## WHAT THE TASK REQUIRES:
In the listing below, locate the lines that hold the string "bottom". Copy those lines.
* Start *
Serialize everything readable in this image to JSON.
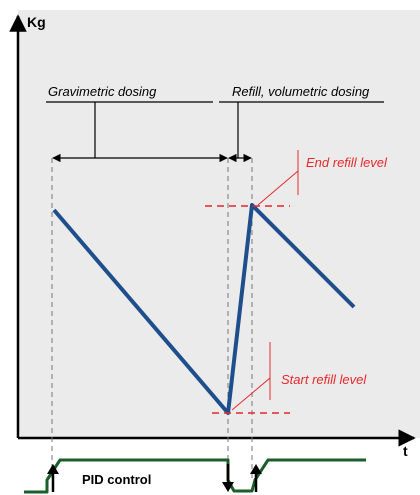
{
  "diagram": {
    "y_axis_label": "Kg",
    "x_axis_label": "t",
    "phase_gravimetric": "Gravimetric dosing",
    "phase_refill": "Refill, volumetric dosing",
    "end_refill_label": "End refill level",
    "start_refill_label": "Start refill level",
    "pid_label": "PID control",
    "colors": {
      "background": "#ebebeb",
      "weight_line": "#1f4e8c",
      "level_marker": "#e8282b",
      "pid_signal": "#1a5e2a",
      "guide": "#777777"
    }
  }
}
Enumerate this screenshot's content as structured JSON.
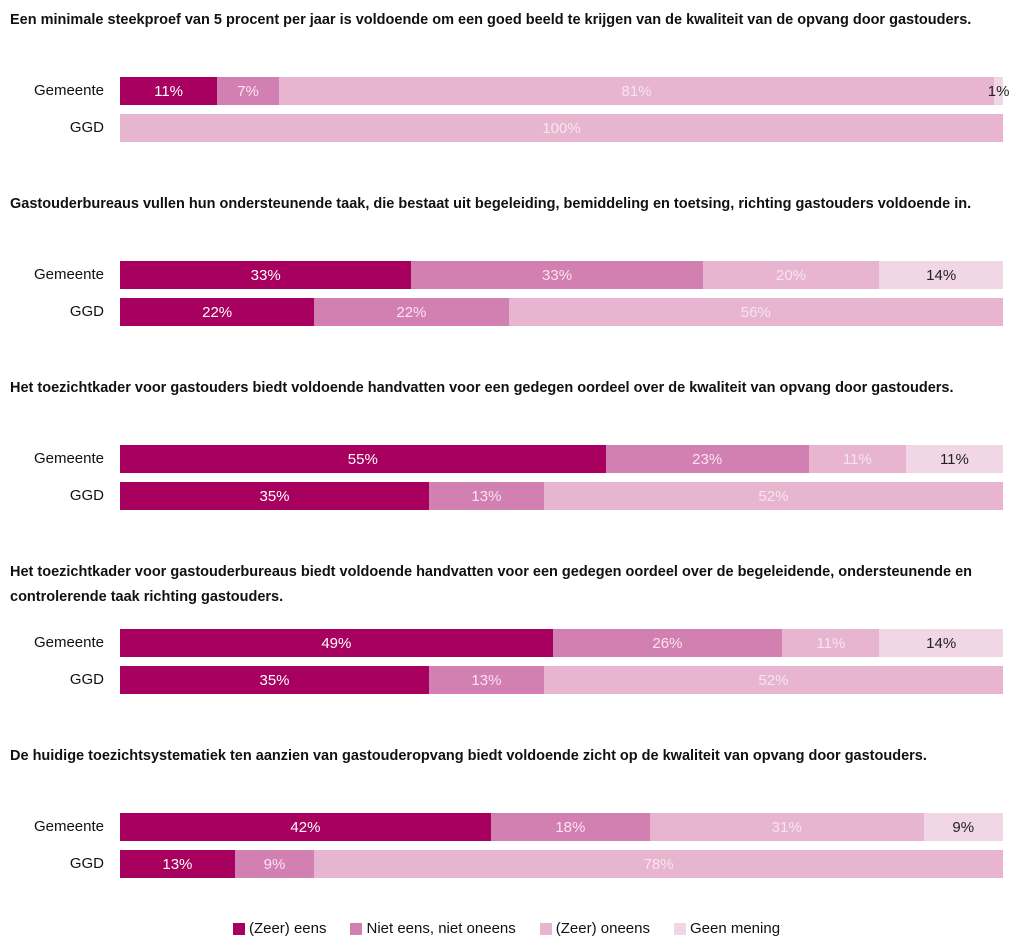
{
  "chart_data": {
    "type": "bar",
    "orientation": "horizontal",
    "stacked": true,
    "legend_position": "bottom",
    "series": [
      {
        "name": "(Zeer) eens",
        "color": "#a8005e",
        "label_color": "#ffffff"
      },
      {
        "name": "Niet eens, niet oneens",
        "color": "#d27fb1",
        "label_color": "#fbe3ef"
      },
      {
        "name": "(Zeer) oneens",
        "color": "#e7b5d0",
        "label_color": "#f8e4ee"
      },
      {
        "name": "Geen mening",
        "color": "#f1d6e5",
        "label_color": "#222222"
      }
    ],
    "panels": [
      {
        "title": "Een minimale steekproef van 5 procent per jaar is voldoende om een goed beeld te krijgen van de kwaliteit van de opvang door gastouders.",
        "categories": [
          "Gemeente",
          "GGD"
        ],
        "values": [
          [
            11,
            7,
            81,
            1
          ],
          [
            null,
            null,
            100,
            null
          ]
        ],
        "value_labels": [
          [
            "11%",
            "7%",
            "81%",
            "1%"
          ],
          [
            null,
            null,
            "100%",
            null
          ]
        ]
      },
      {
        "title": "Gastouderbureaus vullen hun ondersteunende taak, die bestaat uit begeleiding, bemiddeling en toetsing, richting gastouders voldoende in.",
        "categories": [
          "Gemeente",
          "GGD"
        ],
        "values": [
          [
            33,
            33,
            20,
            14
          ],
          [
            22,
            22,
            56,
            null
          ]
        ],
        "value_labels": [
          [
            "33%",
            "33%",
            "20%",
            "14%"
          ],
          [
            "22%",
            "22%",
            "56%",
            null
          ]
        ]
      },
      {
        "title": "Het toezichtkader voor gastouders biedt voldoende handvatten voor een gedegen oordeel over de kwaliteit van opvang door gastouders.",
        "categories": [
          "Gemeente",
          "GGD"
        ],
        "values": [
          [
            55,
            23,
            11,
            11
          ],
          [
            35,
            13,
            52,
            null
          ]
        ],
        "value_labels": [
          [
            "55%",
            "23%",
            "11%",
            "11%"
          ],
          [
            "35%",
            "13%",
            "52%",
            null
          ]
        ]
      },
      {
        "title": "Het toezichtkader voor gastouderbureaus biedt voldoende handvatten voor een gedegen oordeel over de begeleidende, ondersteunende en controlerende taak richting gastouders.",
        "categories": [
          "Gemeente",
          "GGD"
        ],
        "values": [
          [
            49,
            26,
            11,
            14
          ],
          [
            35,
            13,
            52,
            null
          ]
        ],
        "value_labels": [
          [
            "49%",
            "26%",
            "11%",
            "14%"
          ],
          [
            "35%",
            "13%",
            "52%",
            null
          ]
        ]
      },
      {
        "title": "De huidige toezichtsystematiek ten aanzien van gastouderopvang biedt voldoende zicht op de kwaliteit van opvang door gastouders.",
        "categories": [
          "Gemeente",
          "GGD"
        ],
        "values": [
          [
            42,
            18,
            31,
            9
          ],
          [
            13,
            9,
            78,
            null
          ]
        ],
        "value_labels": [
          [
            "42%",
            "18%",
            "31%",
            "9%"
          ],
          [
            "13%",
            "9%",
            "78%",
            null
          ]
        ]
      }
    ]
  }
}
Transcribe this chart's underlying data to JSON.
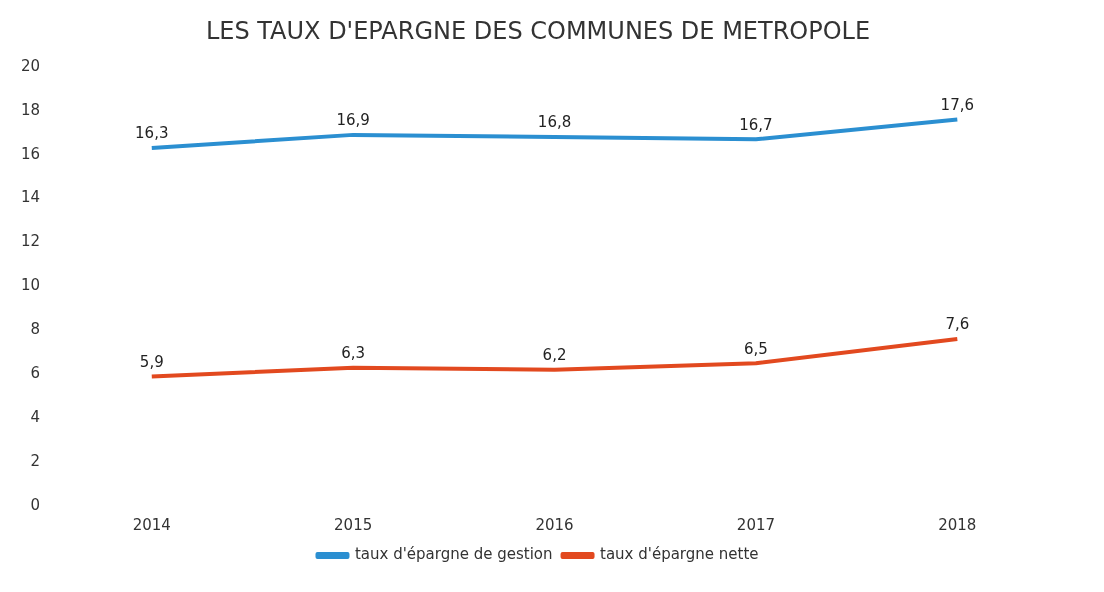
{
  "chart_data": {
    "type": "line",
    "title": "LES TAUX D'EPARGNE DES COMMUNES DE METROPOLE",
    "categories": [
      "2014",
      "2015",
      "2016",
      "2017",
      "2018"
    ],
    "series": [
      {
        "name": "taux d'épargne de gestion",
        "color": "#2b8fd1",
        "values": [
          16.3,
          16.9,
          16.8,
          16.7,
          17.6
        ],
        "value_labels": [
          "16,3",
          "16,9",
          "16,8",
          "16,7",
          "17,6"
        ]
      },
      {
        "name": "taux d'épargne nette",
        "color": "#e2491f",
        "values": [
          5.9,
          6.3,
          6.2,
          6.5,
          7.6
        ],
        "value_labels": [
          "5,9",
          "6,3",
          "6,2",
          "6,5",
          "7,6"
        ]
      }
    ],
    "ylim": [
      0,
      20
    ],
    "yticks": [
      0,
      2,
      4,
      6,
      8,
      10,
      12,
      14,
      16,
      18,
      20
    ],
    "grid": false,
    "legend": "bottom",
    "marker": "none",
    "line_style": "solid"
  }
}
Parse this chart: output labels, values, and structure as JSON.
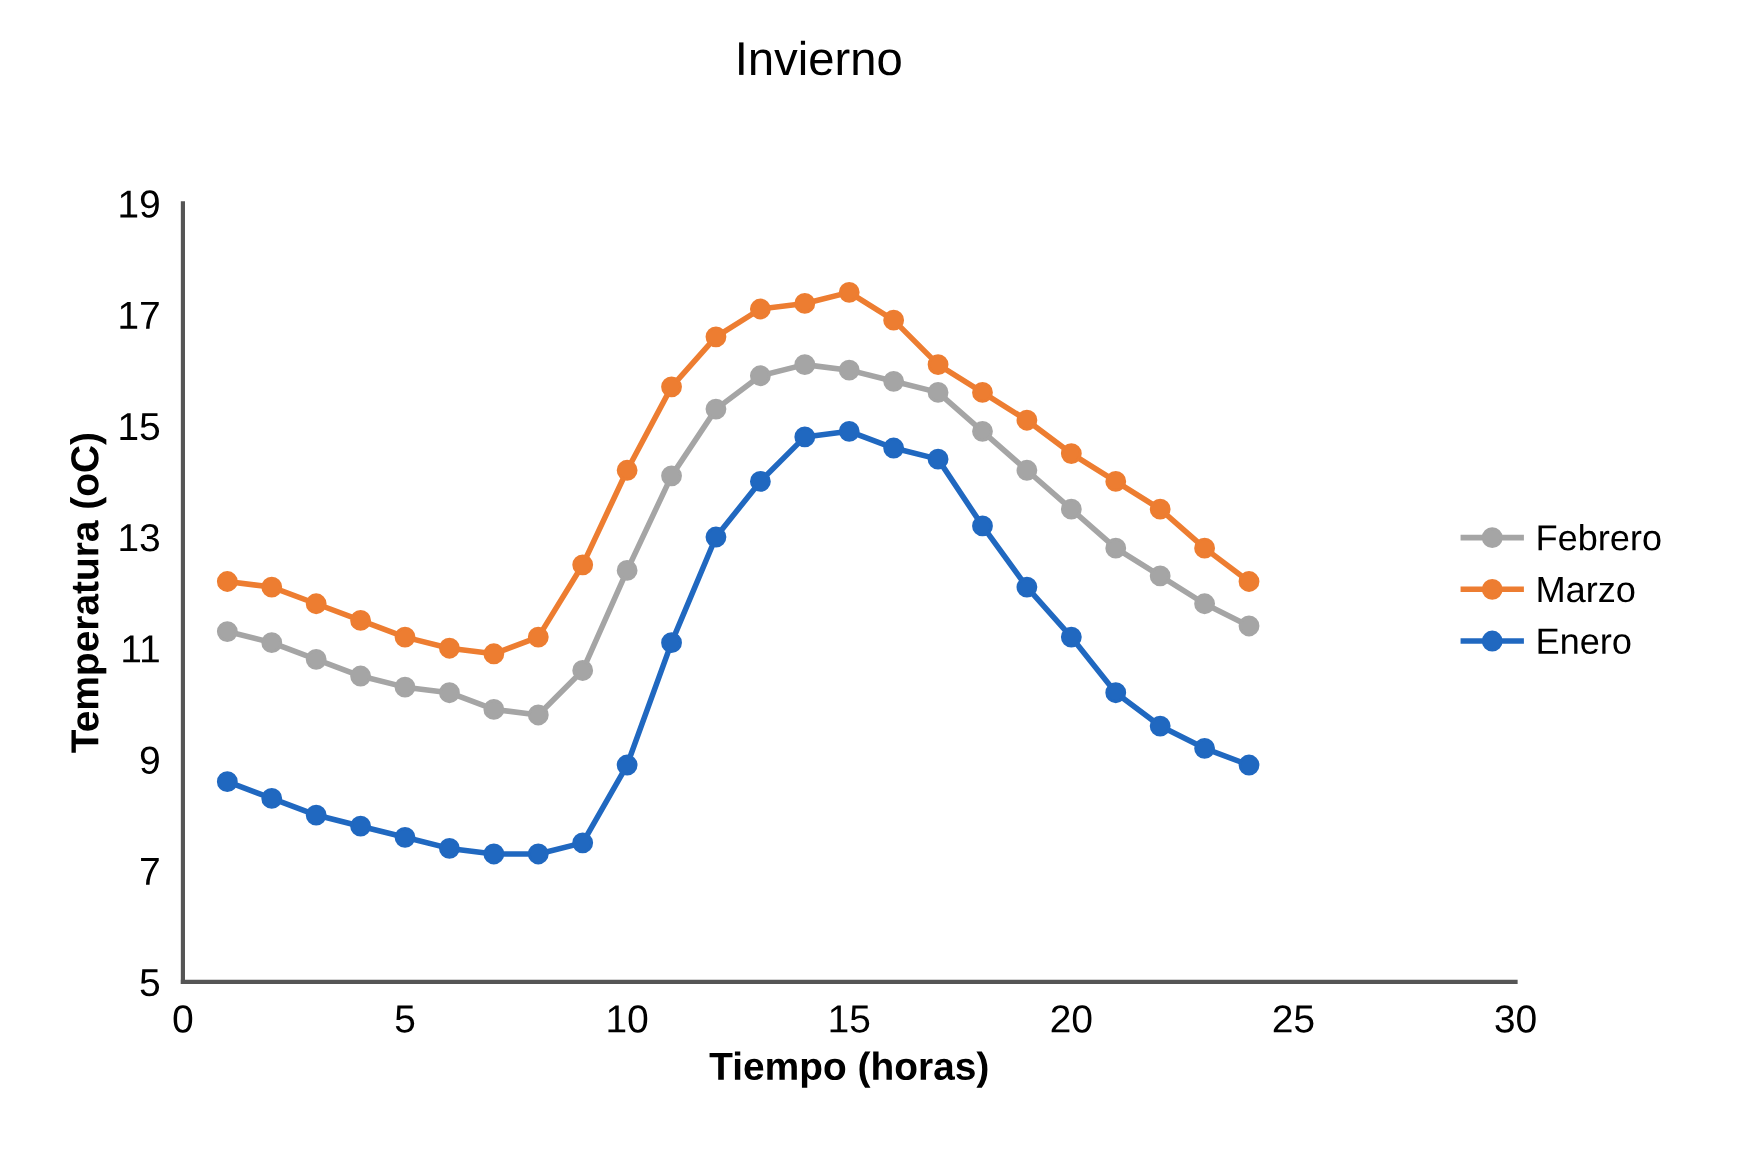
{
  "chart_data": {
    "type": "line",
    "title": "Invierno",
    "xlabel": "Tiempo (horas)",
    "ylabel": "Temperatura (oC)",
    "x": [
      1,
      2,
      3,
      4,
      5,
      6,
      7,
      8,
      9,
      10,
      11,
      12,
      13,
      14,
      15,
      16,
      17,
      18,
      19,
      20,
      21,
      22,
      23,
      24
    ],
    "series": [
      {
        "name": "Febrero",
        "color": "#a5a5a5",
        "values": [
          11.3,
          11.1,
          10.8,
          10.5,
          10.3,
          10.2,
          9.9,
          9.8,
          10.6,
          12.4,
          14.1,
          15.3,
          15.9,
          16.1,
          16.0,
          15.8,
          15.6,
          14.9,
          14.2,
          13.5,
          12.8,
          12.3,
          11.8,
          11.4
        ]
      },
      {
        "name": "Marzo",
        "color": "#ed7d31",
        "values": [
          12.2,
          12.1,
          11.8,
          11.5,
          11.2,
          11.0,
          10.9,
          11.2,
          12.5,
          14.2,
          15.7,
          16.6,
          17.1,
          17.2,
          17.4,
          16.9,
          16.1,
          15.6,
          15.1,
          14.5,
          14.0,
          13.5,
          12.8,
          12.2
        ]
      },
      {
        "name": "Enero",
        "color": "#2068c0",
        "values": [
          8.6,
          8.3,
          8.0,
          7.8,
          7.6,
          7.4,
          7.3,
          7.3,
          7.5,
          8.9,
          11.1,
          13.0,
          14.0,
          14.8,
          14.9,
          14.6,
          14.4,
          13.2,
          12.1,
          11.2,
          10.2,
          9.6,
          9.2,
          8.9
        ]
      }
    ],
    "xlim": [
      0,
      30
    ],
    "xticks": [
      0,
      5,
      10,
      15,
      20,
      25,
      30
    ],
    "ylim": [
      5,
      19
    ],
    "yticks": [
      5,
      7,
      9,
      11,
      13,
      15,
      17,
      19
    ],
    "grid": false,
    "legend": "right",
    "marker": "circle",
    "line_style": "solid"
  }
}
* End *
## REPLY TO THE EXERCISE:
    "legend_position": "bottom",
    "legend": "bottom",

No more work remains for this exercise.